» Stated exercise
Pull out each line of the records holding the string "color".

» Dataset rows about figures
********************
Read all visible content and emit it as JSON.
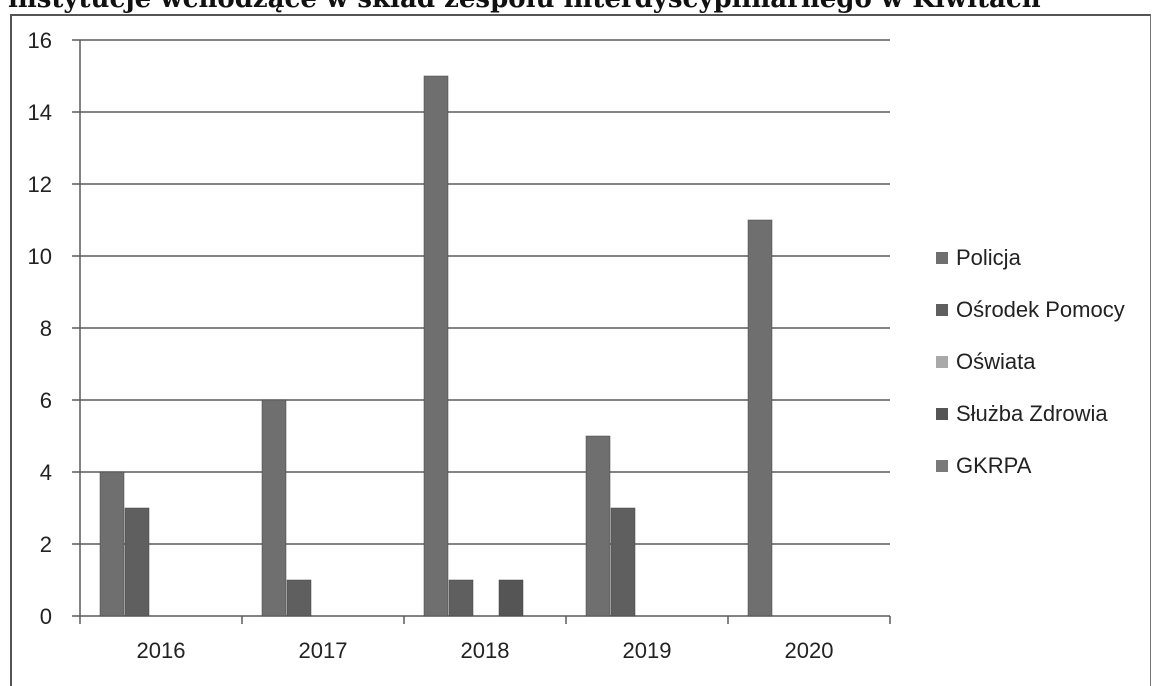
{
  "chart_data": {
    "type": "bar",
    "title": "instytucje wchodzące w skład zespołu interdyscyplinarnego w Kiwitach",
    "categories": [
      "2016",
      "2017",
      "2018",
      "2019",
      "2020"
    ],
    "ylim": [
      0,
      16
    ],
    "yticks": [
      0,
      2,
      4,
      6,
      8,
      10,
      12,
      14,
      16
    ],
    "grid": true,
    "legend_position": "right",
    "series": [
      {
        "name": "Policja",
        "color": "#6f6f6f",
        "values": [
          4,
          6,
          15,
          5,
          11
        ]
      },
      {
        "name": "Ośrodek Pomocy",
        "color": "#5f5f5f",
        "values": [
          3,
          1,
          1,
          3,
          0
        ]
      },
      {
        "name": "Oświata",
        "color": "#a9a9a9",
        "values": [
          0,
          0,
          0,
          0,
          0
        ]
      },
      {
        "name": "Służba Zdrowia",
        "color": "#555555",
        "values": [
          0,
          0,
          1,
          0,
          0
        ]
      },
      {
        "name": "GKRPA",
        "color": "#7a7a7a",
        "values": [
          0,
          0,
          0,
          0,
          0
        ]
      }
    ]
  }
}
********************
» Complete output
        "color": "#6f6f6f",
        "color": "#5f5f5f",
        "color": "#a9a9a9",
        "color": "#555555",
        "color": "#7a7a7a",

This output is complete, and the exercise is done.